**PROMPT**
Restate the material word for word and leave out anything that is a picture.

**MATERIAL SUPPLIED**

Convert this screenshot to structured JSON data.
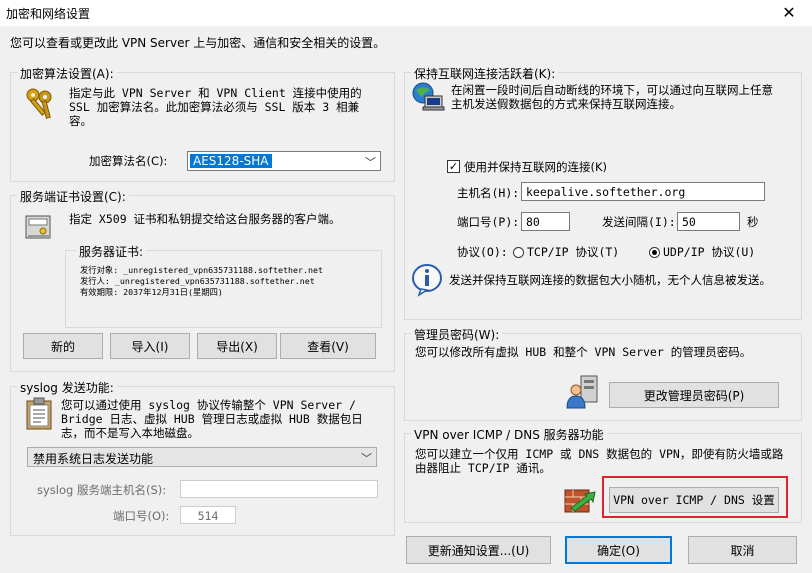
{
  "window": {
    "title": "加密和网络设置",
    "close_glyph": "✕"
  },
  "description": "您可以查看或更改此 VPN Server 上与加密、通信和安全相关的设置。",
  "encryption": {
    "legend": "加密算法设置(A):",
    "text": "指定与此 VPN Server 和 VPN Client 连接中使用的 SSL 加密算法名。此加密算法必须与 SSL 版本 3 相兼容。",
    "algo_label": "加密算法名(C):",
    "algo_value": "AES128-SHA",
    "icon": "keys-icon"
  },
  "server_cert": {
    "legend": "服务端证书设置(C):",
    "text": "指定 X509 证书和私钥提交给这台服务器的客户端。",
    "cert_legend": "服务器证书:",
    "cert_lines": [
      "发行对象: _unregistered_vpn635731188.softether.net",
      "发行人: _unregistered_vpn635731188.softether.net",
      "有效期限: 2037年12月31日(星期四)"
    ],
    "buttons": {
      "new": "新的",
      "import": "导入(I)",
      "export": "导出(X)",
      "view": "查看(V)"
    },
    "icon": "certificate-server-icon"
  },
  "syslog": {
    "legend": "syslog 发送功能:",
    "text": "您可以通过使用 syslog 协议传输整个 VPN Server / Bridge 日志、虚拟 HUB 管理日志或虚拟 HUB 数据包日志，而不是写入本地磁盘。",
    "mode_value": "禁用系统日志发送功能",
    "host_label": "syslog 服务端主机名(S):",
    "host_value": "",
    "port_label": "端口号(O):",
    "port_value": "514",
    "icon": "clipboard-icon"
  },
  "keepalive": {
    "legend": "保持互联网连接活跃着(K):",
    "text": "在闲置一段时间后自动断线的环境下，可以通过向互联网上任意主机发送假数据包的方式来保持互联网连接。",
    "enable_label": "使用并保持互联网的连接(K)",
    "enabled": true,
    "host_label": "主机名(H):",
    "host_value": "keepalive.softether.org",
    "port_label": "端口号(P):",
    "port_value": "80",
    "interval_label": "发送间隔(I):",
    "interval_value": "50",
    "interval_unit": "秒",
    "protocol_label": "协议(O):",
    "tcp_label": "TCP/IP 协议(T)",
    "udp_label": "UDP/IP 协议(U)",
    "selected_protocol": "udp",
    "info_text": "发送并保持互联网连接的数据包大小随机，无个人信息被发送。",
    "icon": "network-computer-icon",
    "info_icon": "info-icon"
  },
  "admin_password": {
    "legend": "管理员密码(W):",
    "text": "您可以修改所有虚拟 HUB 和整个 VPN Server 的管理员密码。",
    "button": "更改管理员密码(P)",
    "icon": "admin-user-icon"
  },
  "vpn_over_icmp": {
    "legend": "VPN over ICMP / DNS 服务器功能",
    "text": "您可以建立一个仅用 ICMP 或 DNS 数据包的 VPN，即使有防火墙或路由器阻止 TCP/IP 通讯。",
    "button": "VPN over ICMP / DNS 设置",
    "highlight_color": "#e0242d",
    "icon": "firewall-icon"
  },
  "footer": {
    "update_button": "更新通知设置...(U)",
    "ok_button": "确定(O)",
    "cancel_button": "取消"
  }
}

**SOLUTION TO THIS TASK**
Convert this screenshot to structured JSON data.
{
  "window": {
    "title": "加密和网络设置",
    "close_glyph": "✕"
  },
  "description": "您可以查看或更改此 VPN Server 上与加密、通信和安全相关的设置。",
  "encryption": {
    "legend": "加密算法设置(A):",
    "text": "指定与此 VPN Server 和 VPN Client 连接中使用的 SSL 加密算法名。此加密算法必须与 SSL 版本 3 相兼容。",
    "algo_label": "加密算法名(C):",
    "algo_value": "AES128-SHA",
    "icon": "keys-icon"
  },
  "server_cert": {
    "legend": "服务端证书设置(C):",
    "text": "指定 X509 证书和私钥提交给这台服务器的客户端。",
    "cert_legend": "服务器证书:",
    "cert_lines": [
      "发行对象: _unregistered_vpn635731188.softether.net",
      "发行人: _unregistered_vpn635731188.softether.net",
      "有效期限: 2037年12月31日(星期四)"
    ],
    "buttons": {
      "new": "新的",
      "import": "导入(I)",
      "export": "导出(X)",
      "view": "查看(V)"
    },
    "icon": "certificate-server-icon"
  },
  "syslog": {
    "legend": "syslog 发送功能:",
    "text": "您可以通过使用 syslog 协议传输整个 VPN Server / Bridge 日志、虚拟 HUB 管理日志或虚拟 HUB 数据包日志，而不是写入本地磁盘。",
    "mode_value": "禁用系统日志发送功能",
    "host_label": "syslog 服务端主机名(S):",
    "host_value": "",
    "port_label": "端口号(O):",
    "port_value": "514",
    "icon": "clipboard-icon"
  },
  "keepalive": {
    "legend": "保持互联网连接活跃着(K):",
    "text": "在闲置一段时间后自动断线的环境下，可以通过向互联网上任意主机发送假数据包的方式来保持互联网连接。",
    "enable_label": "使用并保持互联网的连接(K)",
    "enabled": true,
    "host_label": "主机名(H):",
    "host_value": "keepalive.softether.org",
    "port_label": "端口号(P):",
    "port_value": "80",
    "interval_label": "发送间隔(I):",
    "interval_value": "50",
    "interval_unit": "秒",
    "protocol_label": "协议(O):",
    "tcp_label": "TCP/IP 协议(T)",
    "udp_label": "UDP/IP 协议(U)",
    "selected_protocol": "udp",
    "info_text": "发送并保持互联网连接的数据包大小随机，无个人信息被发送。",
    "icon": "network-computer-icon",
    "info_icon": "info-icon"
  },
  "admin_password": {
    "legend": "管理员密码(W):",
    "text": "您可以修改所有虚拟 HUB 和整个 VPN Server 的管理员密码。",
    "button": "更改管理员密码(P)",
    "icon": "admin-user-icon"
  },
  "vpn_over_icmp": {
    "legend": "VPN over ICMP / DNS 服务器功能",
    "text": "您可以建立一个仅用 ICMP 或 DNS 数据包的 VPN，即使有防火墙或路由器阻止 TCP/IP 通讯。",
    "button": "VPN over ICMP / DNS 设置",
    "highlight_color": "#e0242d",
    "icon": "firewall-icon"
  },
  "footer": {
    "update_button": "更新通知设置...(U)",
    "ok_button": "确定(O)",
    "cancel_button": "取消"
  }
}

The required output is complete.